Return each line of the data below verbatim; pictures are to be left out.

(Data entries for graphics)
########

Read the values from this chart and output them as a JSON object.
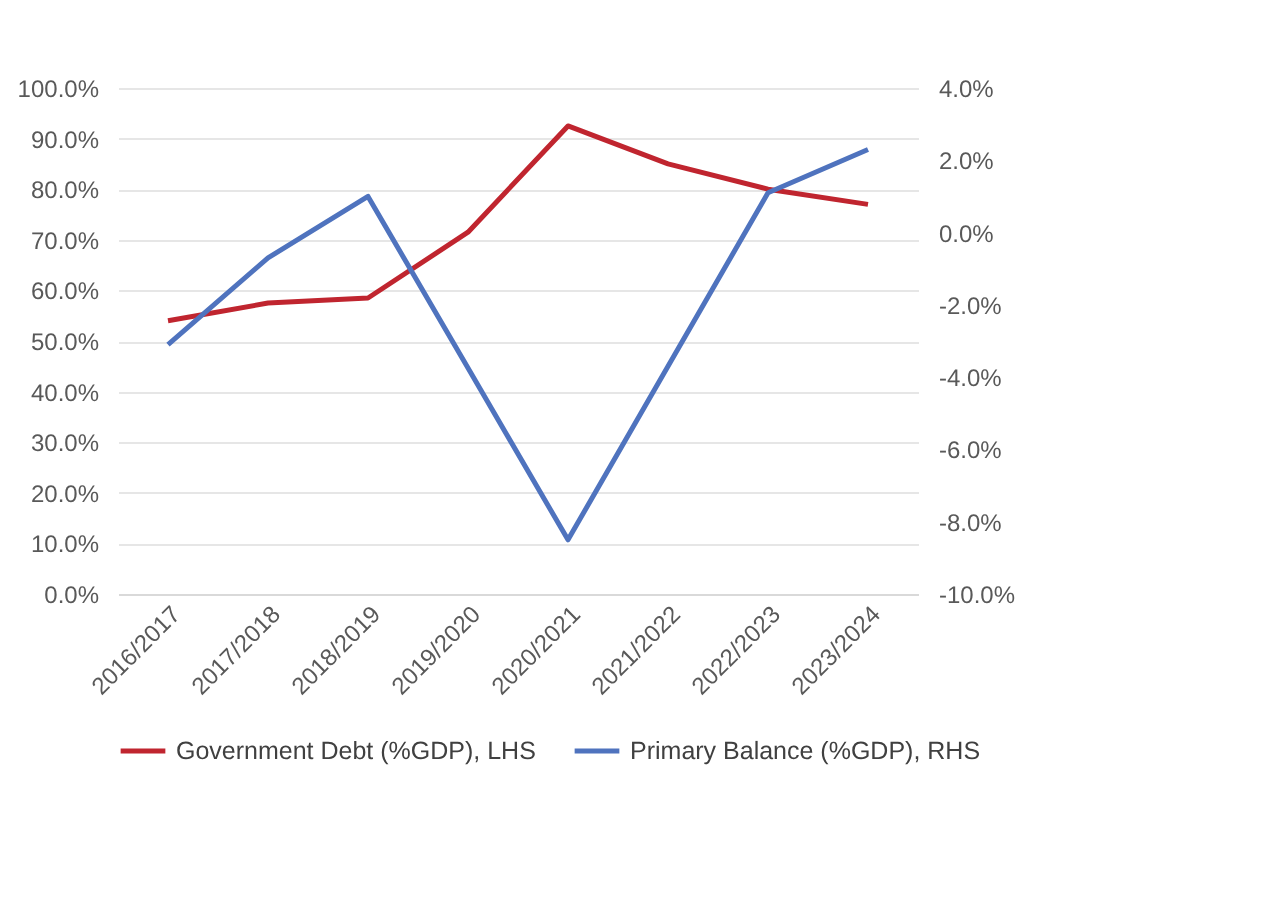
{
  "chart_data": {
    "type": "line",
    "categories": [
      "2016/2017",
      "2017/2018",
      "2018/2019",
      "2019/2020",
      "2020/2021",
      "2021/2022",
      "2022/2023",
      "2023/2024"
    ],
    "series": [
      {
        "name": "Government Debt (%GDP), LHS",
        "color": "#c0252f",
        "values": [
          54,
          57.5,
          58.5,
          71.5,
          92.5,
          85,
          80,
          77
        ]
      },
      {
        "name": "Primary Balance (%GDP), RHS",
        "color": "#4f73be",
        "axis": "y2",
        "values": [
          -3.1,
          -0.7,
          1.0,
          -3.75,
          -8.5,
          -3.7,
          1.1,
          2.3
        ]
      }
    ],
    "ylim": [
      0,
      100
    ],
    "yticks": [
      {
        "value": 0,
        "label": "0.0%"
      },
      {
        "value": 10,
        "label": "10.0%"
      },
      {
        "value": 20,
        "label": "20.0%"
      },
      {
        "value": 30,
        "label": "30.0%"
      },
      {
        "value": 40,
        "label": "40.0%"
      },
      {
        "value": 50,
        "label": "50.0%"
      },
      {
        "value": 60,
        "label": "60.0%"
      },
      {
        "value": 70,
        "label": "70.0%"
      },
      {
        "value": 80,
        "label": "80.0%"
      },
      {
        "value": 90,
        "label": "90.0%"
      },
      {
        "value": 100,
        "label": "100.0%"
      }
    ],
    "y2lim": [
      -10,
      4
    ],
    "y2ticks": [
      {
        "value": -10,
        "label": "-10.0%"
      },
      {
        "value": -8,
        "label": "-8.0%"
      },
      {
        "value": -6,
        "label": "-6.0%"
      },
      {
        "value": -4,
        "label": "-4.0%"
      },
      {
        "value": -2,
        "label": "-2.0%"
      },
      {
        "value": 0,
        "label": "0.0%"
      },
      {
        "value": 2,
        "label": "2.0%"
      },
      {
        "value": 4,
        "label": "4.0%"
      }
    ],
    "grid": "y",
    "legend": "bottom",
    "marker": "none",
    "line_style": "solid"
  }
}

########

**Reply:**
Read the values from this chart and output them as a JSON object.
{
  "chart_data": {
    "type": "line",
    "categories": [
      "2016/2017",
      "2017/2018",
      "2018/2019",
      "2019/2020",
      "2020/2021",
      "2021/2022",
      "2022/2023",
      "2023/2024"
    ],
    "series": [
      {
        "name": "Government Debt (%GDP), LHS",
        "color": "#c0252f",
        "values": [
          54,
          57.5,
          58.5,
          71.5,
          92.5,
          85,
          80,
          77
        ]
      },
      {
        "name": "Primary Balance (%GDP), RHS",
        "color": "#4f73be",
        "axis": "y2",
        "values": [
          -3.1,
          -0.7,
          1.0,
          -3.75,
          -8.5,
          -3.7,
          1.1,
          2.3
        ]
      }
    ],
    "ylim": [
      0,
      100
    ],
    "yticks": [
      {
        "value": 0,
        "label": "0.0%"
      },
      {
        "value": 10,
        "label": "10.0%"
      },
      {
        "value": 20,
        "label": "20.0%"
      },
      {
        "value": 30,
        "label": "30.0%"
      },
      {
        "value": 40,
        "label": "40.0%"
      },
      {
        "value": 50,
        "label": "50.0%"
      },
      {
        "value": 60,
        "label": "60.0%"
      },
      {
        "value": 70,
        "label": "70.0%"
      },
      {
        "value": 80,
        "label": "80.0%"
      },
      {
        "value": 90,
        "label": "90.0%"
      },
      {
        "value": 100,
        "label": "100.0%"
      }
    ],
    "y2lim": [
      -10,
      4
    ],
    "y2ticks": [
      {
        "value": -10,
        "label": "-10.0%"
      },
      {
        "value": -8,
        "label": "-8.0%"
      },
      {
        "value": -6,
        "label": "-6.0%"
      },
      {
        "value": -4,
        "label": "-4.0%"
      },
      {
        "value": -2,
        "label": "-2.0%"
      },
      {
        "value": 0,
        "label": "0.0%"
      },
      {
        "value": 2,
        "label": "2.0%"
      },
      {
        "value": 4,
        "label": "4.0%"
      }
    ],
    "grid": "y",
    "legend": "bottom",
    "marker": "none",
    "line_style": "solid"
  }
}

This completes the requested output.